(begin)
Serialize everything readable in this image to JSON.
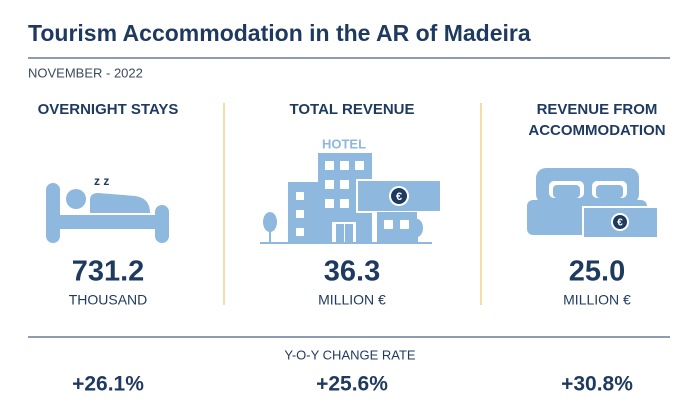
{
  "header": {
    "title": "Tourism Accommodation in the AR of Madeira",
    "subtitle": "NOVEMBER - 2022"
  },
  "indicators": [
    {
      "label": "OVERNIGHT STAYS",
      "value": "731.2",
      "unit": "THOUSAND",
      "change": "+26.1%"
    },
    {
      "label": "TOTAL REVENUE",
      "value": "36.3",
      "unit": "MILLION €",
      "change": "+25.6%"
    },
    {
      "label": "REVENUE FROM ACCOMMODATION",
      "value": "25.0",
      "unit": "MILLION €",
      "change": "+30.8%"
    }
  ],
  "icons": {
    "sleep": "z z",
    "hotel_sign": "HOTEL",
    "currency": "€"
  },
  "change_heading": "Y-O-Y CHANGE RATE"
}
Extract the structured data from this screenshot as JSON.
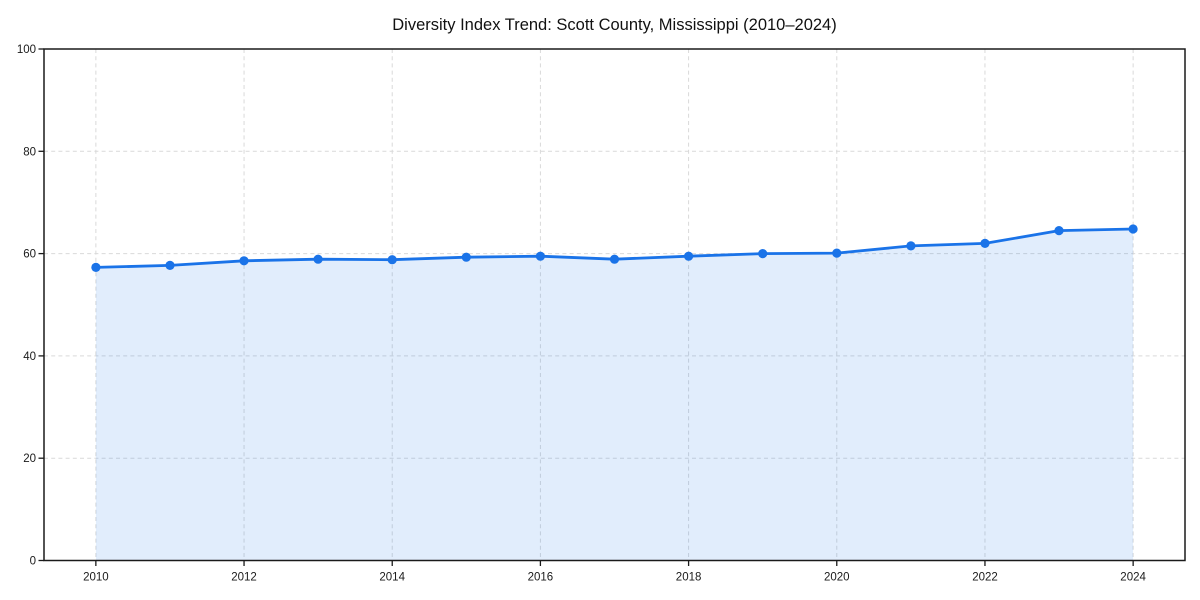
{
  "chart_data": {
    "type": "line",
    "title": "Diversity Index Trend: Scott County, Mississippi (2010–2024)",
    "xlabel": "",
    "ylabel": "",
    "x": [
      2010,
      2011,
      2012,
      2013,
      2014,
      2015,
      2016,
      2017,
      2018,
      2019,
      2020,
      2021,
      2022,
      2023,
      2024
    ],
    "values": [
      57.3,
      57.7,
      58.6,
      58.9,
      58.8,
      59.3,
      59.5,
      58.9,
      59.5,
      60.0,
      60.1,
      61.5,
      62.0,
      64.5,
      64.8
    ],
    "series_name": "Diversity Index",
    "xticks": [
      2010,
      2012,
      2014,
      2016,
      2018,
      2020,
      2022,
      2024
    ],
    "yticks": [
      0,
      20,
      40,
      60,
      80,
      100
    ],
    "xlim": [
      2009.3,
      2024.7
    ],
    "ylim": [
      0,
      100
    ],
    "grid": true,
    "grid_style": "dashed",
    "legend": "none",
    "marker": "circle",
    "fill_to_zero": true,
    "colors": {
      "line": "#1a73e8",
      "marker": "#1a73e8",
      "fill": "rgba(26,115,232,0.13)",
      "grid": "#d9d9d9",
      "spine": "#1a1a1a",
      "text": "#1a1a1a",
      "background": "#ffffff"
    }
  }
}
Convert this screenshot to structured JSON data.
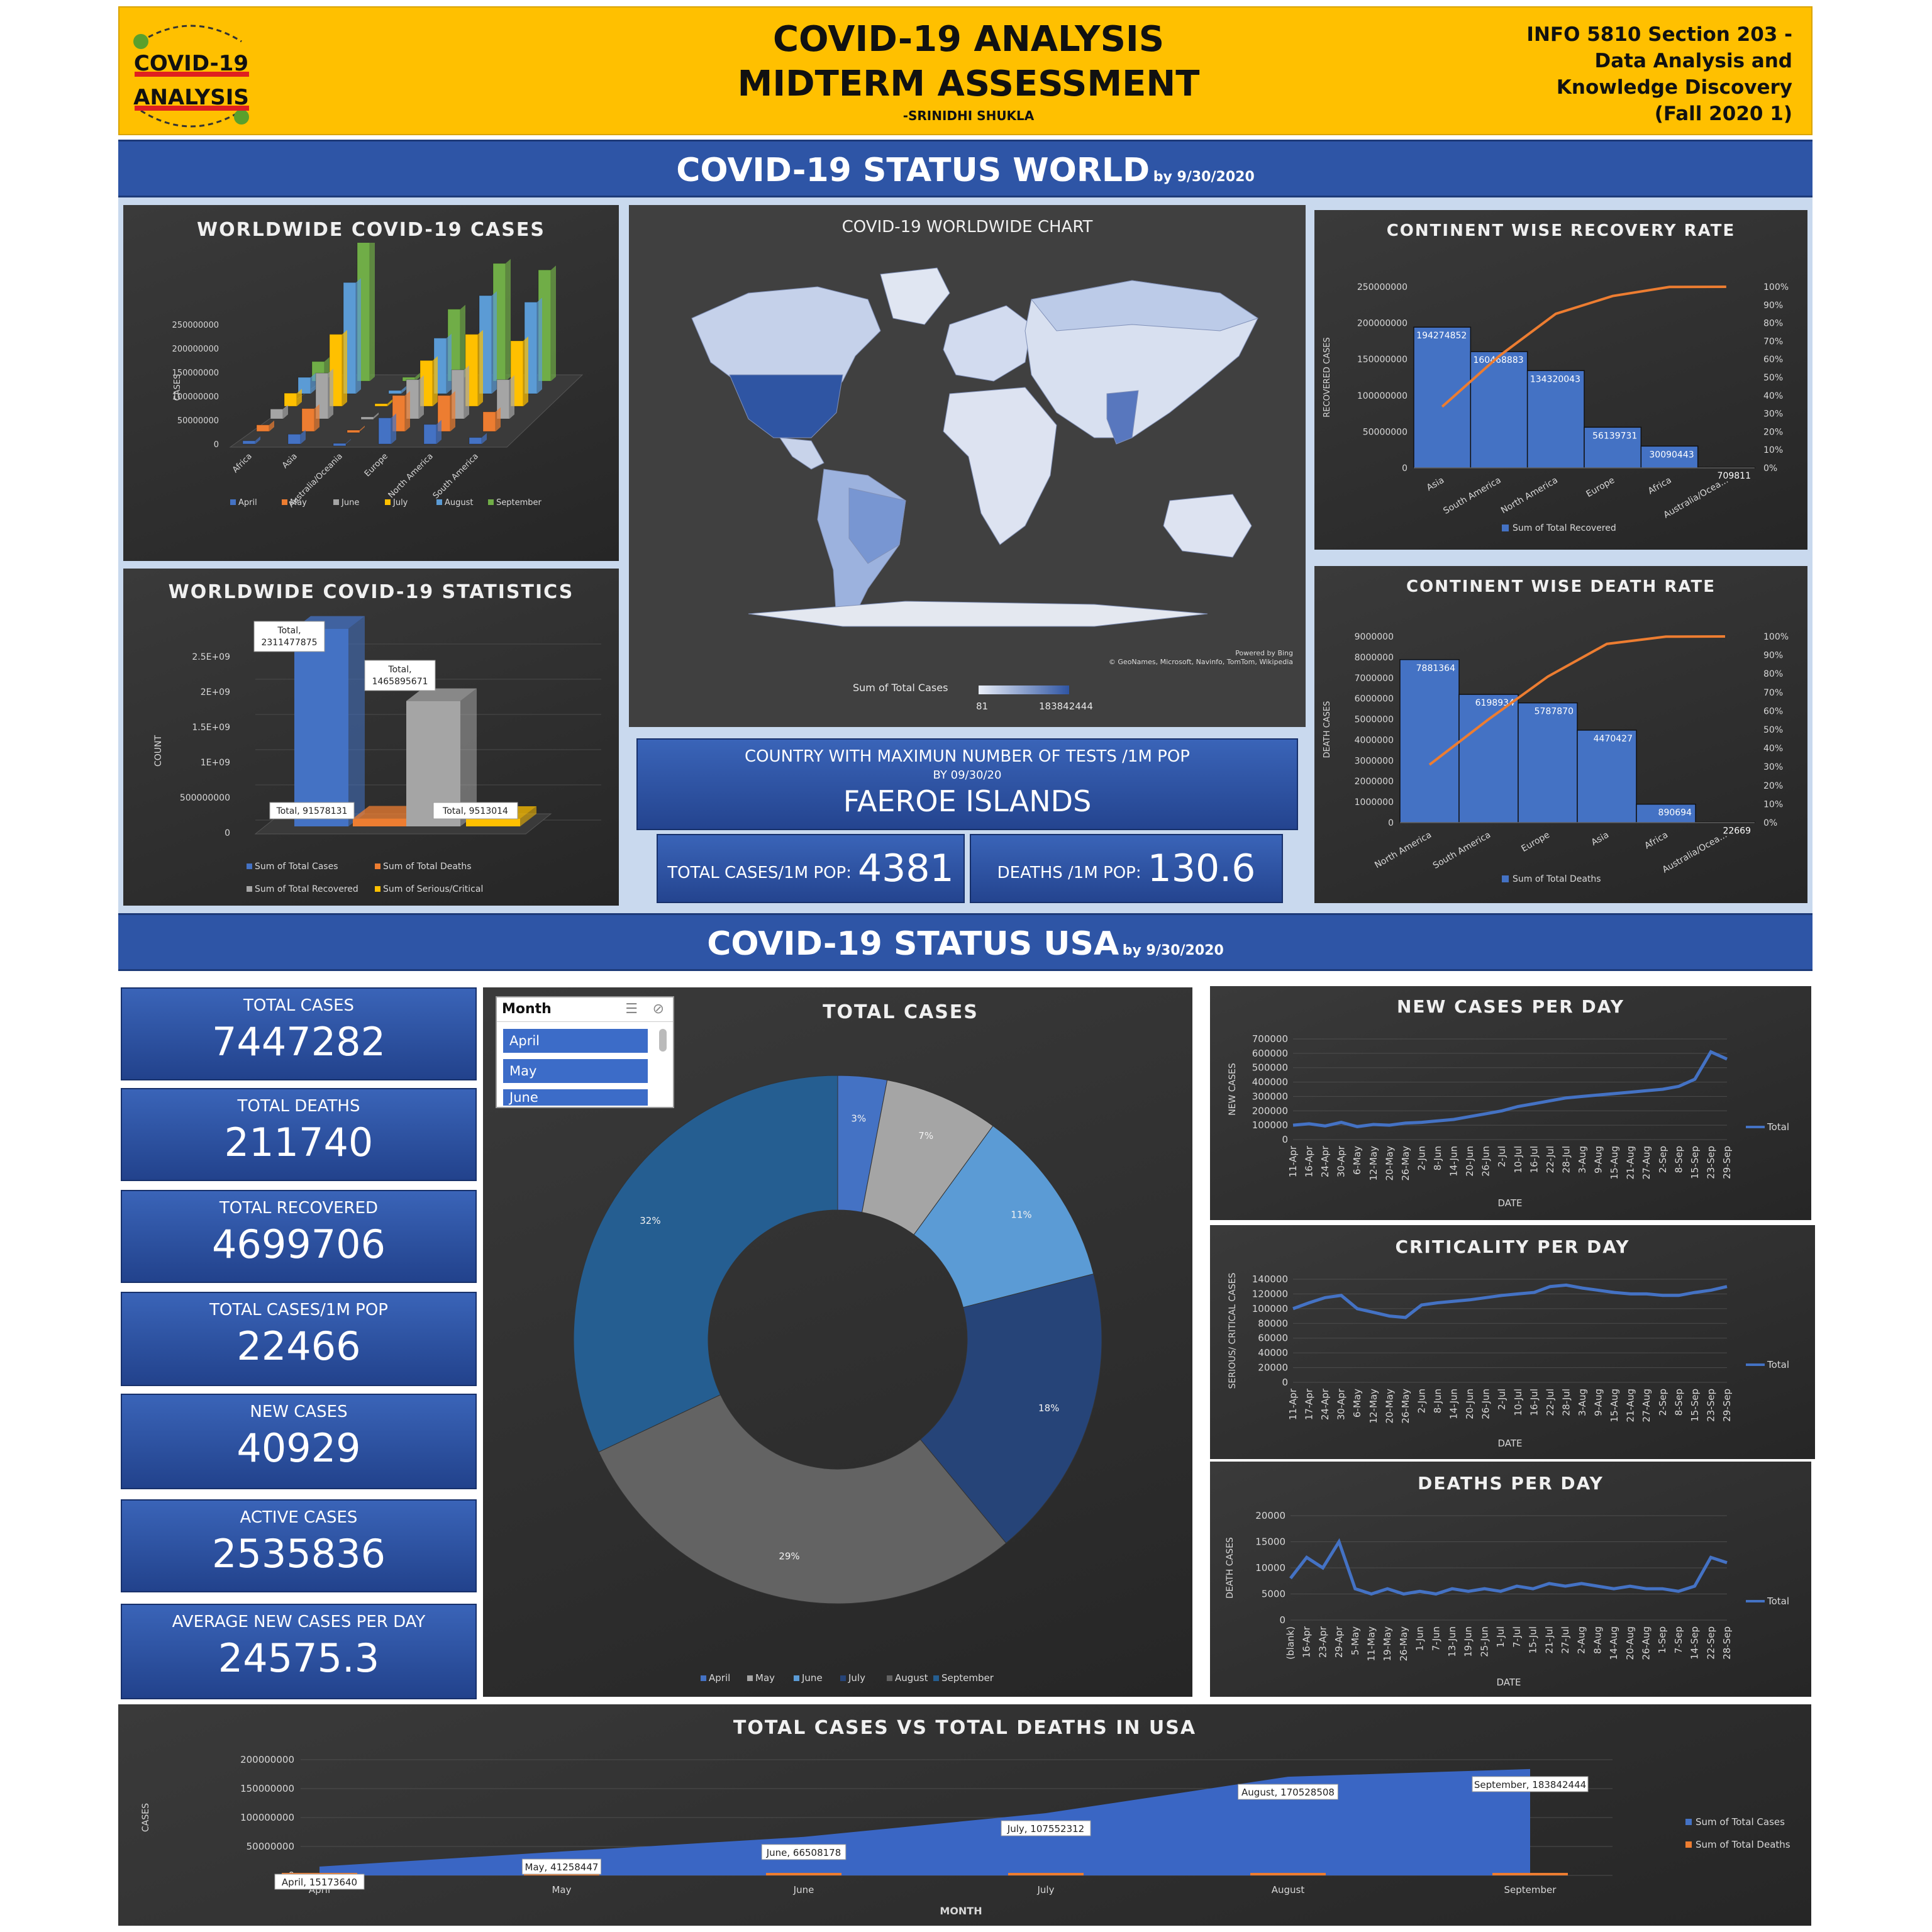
{
  "header": {
    "logo_line1": "COVID-19",
    "logo_line2": "ANALYSIS",
    "title_line1": "COVID-19 ANALYSIS",
    "title_line2": "MIDTERM ASSESSMENT",
    "author": "-SRINIDHI SHUKLA",
    "course_line1": "INFO 5810 Section 203 -",
    "course_line2": "Data Analysis and",
    "course_line3": "Knowledge Discovery",
    "course_line4": "(Fall 2020 1)"
  },
  "world_banner": {
    "title": "COVID-19 STATUS WORLD",
    "date": "by 9/30/2020"
  },
  "usa_banner": {
    "title": "COVID-19 STATUS USA",
    "date": "by 9/30/2020"
  },
  "map": {
    "title": "COVID-19 WORLDWIDE CHART",
    "credit1": "Powered by Bing",
    "credit2": "© GeoNames, Microsoft, Navinfo, TomTom, Wikipedia",
    "legend_label": "Sum of Total Cases",
    "legend_min": "81",
    "legend_max": "183842444"
  },
  "tests": {
    "title": "COUNTRY WITH MAXIMUN NUMBER OF TESTS /1M POP",
    "subtitle": "BY 09/30/20",
    "country": "FAEROE ISLANDS",
    "cases_label": "TOTAL CASES/1M POP:",
    "cases_value": "4381",
    "deaths_label": "DEATHS /1M POP:",
    "deaths_value": "130.6"
  },
  "usa_kpis": [
    {
      "label": "TOTAL CASES",
      "value": "7447282"
    },
    {
      "label": "TOTAL DEATHS",
      "value": "211740"
    },
    {
      "label": "TOTAL RECOVERED",
      "value": "4699706"
    },
    {
      "label": "TOTAL CASES/1M POP",
      "value": "22466"
    },
    {
      "label": "NEW CASES",
      "value": "40929"
    },
    {
      "label": "ACTIVE CASES",
      "value": "2535836"
    },
    {
      "label": "AVERAGE NEW CASES PER DAY",
      "value": "24575.3"
    }
  ],
  "slicer": {
    "title": "Month",
    "items": [
      "April",
      "May",
      "June"
    ]
  },
  "colors": {
    "blue": "#4472c4",
    "orange": "#ed7d31",
    "gray": "#a5a5a5",
    "yellow": "#ffc000",
    "lightblue": "#5b9bd5",
    "green": "#70ad47",
    "header": "#ffc000",
    "banner": "#2e55a6"
  },
  "chart_data": [
    {
      "id": "worldwide_cases",
      "type": "bar",
      "title": "WORLDWIDE COVID-19 CASES",
      "ylabel": "CASES",
      "yticks": [
        "0",
        "50000000",
        "100000000",
        "150000000",
        "200000000",
        "250000000"
      ],
      "ylim": [
        0,
        250000000
      ],
      "categories": [
        "Africa",
        "Asia",
        "Australia/Oceania",
        "Europe",
        "North America",
        "South America"
      ],
      "series": [
        {
          "name": "April",
          "values": [
            5000000,
            15000000,
            1000000,
            40000000,
            30000000,
            10000000
          ]
        },
        {
          "name": "May",
          "values": [
            10000000,
            35000000,
            2000000,
            55000000,
            55000000,
            30000000
          ]
        },
        {
          "name": "June",
          "values": [
            15000000,
            70000000,
            3000000,
            60000000,
            75000000,
            60000000
          ]
        },
        {
          "name": "July",
          "values": [
            20000000,
            110000000,
            4000000,
            70000000,
            110000000,
            100000000
          ]
        },
        {
          "name": "August",
          "values": [
            25000000,
            170000000,
            5000000,
            85000000,
            150000000,
            140000000
          ]
        },
        {
          "name": "September",
          "values": [
            30000000,
            230000000,
            6000000,
            110000000,
            180000000,
            170000000
          ]
        }
      ],
      "legend": "bottom"
    },
    {
      "id": "worldwide_stats",
      "type": "bar",
      "title": "WORLDWIDE COVID-19 STATISTICS",
      "ylabel": "COUNT",
      "yticks": [
        "0",
        "500000000",
        "1E+09",
        "1.5E+09",
        "2E+09",
        "2.5E+09"
      ],
      "ylim": [
        0,
        2500000000
      ],
      "categories": [
        "Total"
      ],
      "series": [
        {
          "name": "Sum of Total Cases",
          "values": [
            2311477875
          ]
        },
        {
          "name": "Sum of Total Deaths",
          "values": [
            91578131
          ]
        },
        {
          "name": "Sum of Total Recovered",
          "values": [
            1465895671
          ]
        },
        {
          "name": "Sum of Serious/Critical",
          "values": [
            9513014
          ]
        }
      ],
      "data_labels": [
        "Total, 2311477875",
        "Total, 91578131",
        "Total, 1465895671",
        "Total, 9513014"
      ],
      "legend": "bottom"
    },
    {
      "id": "recovery_rate",
      "type": "bar",
      "title": "CONTINENT WISE RECOVERY RATE",
      "ylabel": "RECOVERED CASES",
      "yticks": [
        "0",
        "50000000",
        "100000000",
        "150000000",
        "200000000",
        "250000000"
      ],
      "ylim": [
        0,
        250000000
      ],
      "y2ticks": [
        "0%",
        "10%",
        "20%",
        "30%",
        "40%",
        "50%",
        "60%",
        "70%",
        "80%",
        "90%",
        "100%"
      ],
      "categories": [
        "Asia",
        "South America",
        "North America",
        "Europe",
        "Africa",
        "Australia/Ocea..."
      ],
      "values": [
        194274852,
        160468883,
        134320043,
        56139731,
        30090443,
        709811
      ],
      "labels": [
        "194274852",
        "160468883",
        "134320043",
        "56139731",
        "30090443",
        "709811"
      ],
      "cumulative_pct": [
        33.8,
        61.7,
        85.1,
        94.9,
        99.9,
        100
      ],
      "series_name": "Sum of Total Recovered",
      "legend": "bottom"
    },
    {
      "id": "death_rate",
      "type": "bar",
      "title": "CONTINENT WISE DEATH RATE",
      "ylabel": "DEATH CASES",
      "yticks": [
        "0",
        "1000000",
        "2000000",
        "3000000",
        "4000000",
        "5000000",
        "6000000",
        "7000000",
        "8000000",
        "9000000"
      ],
      "ylim": [
        0,
        9000000
      ],
      "y2ticks": [
        "0%",
        "10%",
        "20%",
        "30%",
        "40%",
        "50%",
        "60%",
        "70%",
        "80%",
        "90%",
        "100%"
      ],
      "categories": [
        "North America",
        "South America",
        "Europe",
        "Asia",
        "Africa",
        "Australia/Ocea..."
      ],
      "values": [
        7881364,
        6198934,
        5787870,
        4470427,
        890694,
        22669
      ],
      "labels": [
        "7881364",
        "6198934",
        "5787870",
        "4470427",
        "890694",
        "22669"
      ],
      "cumulative_pct": [
        31.1,
        55.5,
        78.4,
        96.0,
        99.9,
        100
      ],
      "series_name": "Sum of Total Deaths",
      "legend": "bottom"
    },
    {
      "id": "usa_total_cases_pie",
      "type": "pie",
      "title": "TOTAL CASES",
      "categories": [
        "April",
        "May",
        "June",
        "July",
        "August",
        "September"
      ],
      "values": [
        3,
        7,
        11,
        18,
        29,
        32
      ],
      "labels": [
        "3%",
        "7%",
        "11%",
        "18%",
        "29%",
        "32%"
      ],
      "colors": [
        "#4472c4",
        "#a5a5a5",
        "#5b9bd5",
        "#264478",
        "#636363",
        "#255e91"
      ],
      "legend": "bottom"
    },
    {
      "id": "new_cases_per_day",
      "type": "line",
      "title": "NEW CASES PER DAY",
      "xlabel": "DATE",
      "ylabel": "NEW CASES",
      "yticks": [
        "0",
        "100000",
        "200000",
        "300000",
        "400000",
        "500000",
        "600000",
        "700000"
      ],
      "ylim": [
        0,
        700000
      ],
      "xticks": [
        "11-Apr",
        "16-Apr",
        "24-Apr",
        "30-Apr",
        "6-May",
        "12-May",
        "20-May",
        "26-May",
        "2-Jun",
        "8-Jun",
        "14-Jun",
        "20-Jun",
        "26-Jun",
        "2-Jul",
        "10-Jul",
        "16-Jul",
        "22-Jul",
        "28-Jul",
        "3-Aug",
        "9-Aug",
        "15-Aug",
        "21-Aug",
        "27-Aug",
        "2-Sep",
        "8-Sep",
        "15-Sep",
        "23-Sep",
        "29-Sep"
      ],
      "values": [
        100000,
        110000,
        95000,
        120000,
        90000,
        105000,
        100000,
        115000,
        120000,
        130000,
        140000,
        160000,
        180000,
        200000,
        230000,
        250000,
        270000,
        290000,
        300000,
        310000,
        320000,
        330000,
        340000,
        350000,
        370000,
        420000,
        610000,
        560000
      ],
      "series_name": "Total",
      "legend": "right"
    },
    {
      "id": "criticality_per_day",
      "type": "line",
      "title": "CRITICALITY PER DAY",
      "xlabel": "DATE",
      "ylabel": "SERIOUS/ CRITICAL CASES",
      "yticks": [
        "0",
        "20000",
        "40000",
        "60000",
        "80000",
        "100000",
        "120000",
        "140000"
      ],
      "ylim": [
        0,
        140000
      ],
      "xticks": [
        "11-Apr",
        "17-Apr",
        "24-Apr",
        "30-Apr",
        "6-May",
        "12-May",
        "20-May",
        "26-May",
        "2-Jun",
        "8-Jun",
        "14-Jun",
        "20-Jun",
        "26-Jun",
        "2-Jul",
        "10-Jul",
        "16-Jul",
        "22-Jul",
        "28-Jul",
        "3-Aug",
        "9-Aug",
        "15-Aug",
        "21-Aug",
        "27-Aug",
        "2-Sep",
        "8-Sep",
        "15-Sep",
        "23-Sep",
        "29-Sep"
      ],
      "values": [
        100000,
        108000,
        115000,
        118000,
        100000,
        95000,
        90000,
        88000,
        105000,
        108000,
        110000,
        112000,
        115000,
        118000,
        120000,
        122000,
        130000,
        132000,
        128000,
        125000,
        122000,
        120000,
        120000,
        118000,
        118000,
        122000,
        125000,
        130000
      ],
      "series_name": "Total",
      "legend": "right"
    },
    {
      "id": "deaths_per_day",
      "type": "line",
      "title": "DEATHS PER DAY",
      "xlabel": "DATE",
      "ylabel": "DEATH CASES",
      "yticks": [
        "0",
        "5000",
        "10000",
        "15000",
        "20000"
      ],
      "ylim": [
        0,
        20000
      ],
      "xticks": [
        "(blank)",
        "16-Apr",
        "23-Apr",
        "29-Apr",
        "5-May",
        "11-May",
        "19-May",
        "26-May",
        "1-Jun",
        "7-Jun",
        "13-Jun",
        "19-Jun",
        "25-Jun",
        "1-Jul",
        "7-Jul",
        "15-Jul",
        "21-Jul",
        "27-Jul",
        "2-Aug",
        "8-Aug",
        "14-Aug",
        "20-Aug",
        "26-Aug",
        "1-Sep",
        "7-Sep",
        "14-Sep",
        "22-Sep",
        "28-Sep"
      ],
      "values": [
        8000,
        12000,
        10000,
        15000,
        6000,
        5000,
        6000,
        5000,
        5500,
        5000,
        6000,
        5500,
        6000,
        5500,
        6500,
        6000,
        7000,
        6500,
        7000,
        6500,
        6000,
        6500,
        6000,
        6000,
        5500,
        6500,
        12000,
        11000
      ],
      "series_name": "Total",
      "legend": "right"
    },
    {
      "id": "cases_vs_deaths_usa",
      "type": "area",
      "title": "TOTAL CASES VS TOTAL DEATHS IN USA",
      "xlabel": "MONTH",
      "ylabel": "CASES",
      "yticks": [
        "0",
        "50000000",
        "100000000",
        "150000000",
        "200000000"
      ],
      "ylim": [
        0,
        200000000
      ],
      "categories": [
        "April",
        "May",
        "June",
        "July",
        "August",
        "September"
      ],
      "series": [
        {
          "name": "Sum of Total Cases",
          "values": [
            15173640,
            41258447,
            66508178,
            107552312,
            170528508,
            183842444
          ]
        },
        {
          "name": "Sum of Total Deaths",
          "values": [
            500000,
            800000,
            900000,
            1000000,
            1100000,
            1200000
          ]
        }
      ],
      "data_labels": [
        "April, 15173640",
        "May, 41258447",
        "June, 66508178",
        "July, 107552312",
        "August, 170528508",
        "September, 183842444"
      ],
      "legend": "right"
    }
  ]
}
(end)
Aim » Among the entries above, how many lines hold the string "CONTINENT"? Respond with nothing but the number.

Result for this exercise » 2